-- BEGIN --

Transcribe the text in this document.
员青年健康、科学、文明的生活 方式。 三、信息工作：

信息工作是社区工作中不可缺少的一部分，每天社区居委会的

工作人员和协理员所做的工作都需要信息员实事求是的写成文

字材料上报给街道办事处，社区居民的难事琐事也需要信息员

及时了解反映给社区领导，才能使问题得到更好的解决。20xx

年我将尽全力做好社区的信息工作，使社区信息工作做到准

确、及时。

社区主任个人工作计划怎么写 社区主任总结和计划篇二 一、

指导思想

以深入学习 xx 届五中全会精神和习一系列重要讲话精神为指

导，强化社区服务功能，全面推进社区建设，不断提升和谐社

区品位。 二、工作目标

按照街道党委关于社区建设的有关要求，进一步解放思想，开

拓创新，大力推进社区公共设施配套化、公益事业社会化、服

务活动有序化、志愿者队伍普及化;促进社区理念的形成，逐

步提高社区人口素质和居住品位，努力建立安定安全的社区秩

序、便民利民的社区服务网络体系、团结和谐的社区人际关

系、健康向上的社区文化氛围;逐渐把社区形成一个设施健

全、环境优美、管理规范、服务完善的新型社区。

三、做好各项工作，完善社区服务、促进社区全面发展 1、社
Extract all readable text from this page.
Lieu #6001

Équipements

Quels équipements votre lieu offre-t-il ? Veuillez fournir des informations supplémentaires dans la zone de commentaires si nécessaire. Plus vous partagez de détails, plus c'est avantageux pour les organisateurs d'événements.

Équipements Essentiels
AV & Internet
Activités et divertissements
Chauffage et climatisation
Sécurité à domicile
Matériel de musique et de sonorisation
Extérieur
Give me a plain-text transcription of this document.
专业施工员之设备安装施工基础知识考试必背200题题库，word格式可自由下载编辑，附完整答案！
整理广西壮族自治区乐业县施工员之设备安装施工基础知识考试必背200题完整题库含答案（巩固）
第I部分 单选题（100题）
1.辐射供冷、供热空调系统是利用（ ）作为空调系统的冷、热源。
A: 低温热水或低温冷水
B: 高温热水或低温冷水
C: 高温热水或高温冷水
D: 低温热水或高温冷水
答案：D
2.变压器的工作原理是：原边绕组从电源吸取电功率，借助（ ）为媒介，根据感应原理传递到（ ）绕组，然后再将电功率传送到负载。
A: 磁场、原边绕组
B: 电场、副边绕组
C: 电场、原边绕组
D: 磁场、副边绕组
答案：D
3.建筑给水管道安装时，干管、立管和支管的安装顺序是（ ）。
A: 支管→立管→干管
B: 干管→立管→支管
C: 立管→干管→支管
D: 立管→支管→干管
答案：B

-- END --

▸ TASK BRIEF
Select and copy every line from the records that includes the word "this".

▸ FINISHED TASK
Transcribe the text in this document.
Extract all readable text from this page.
Give me a plain-text transcription of this document.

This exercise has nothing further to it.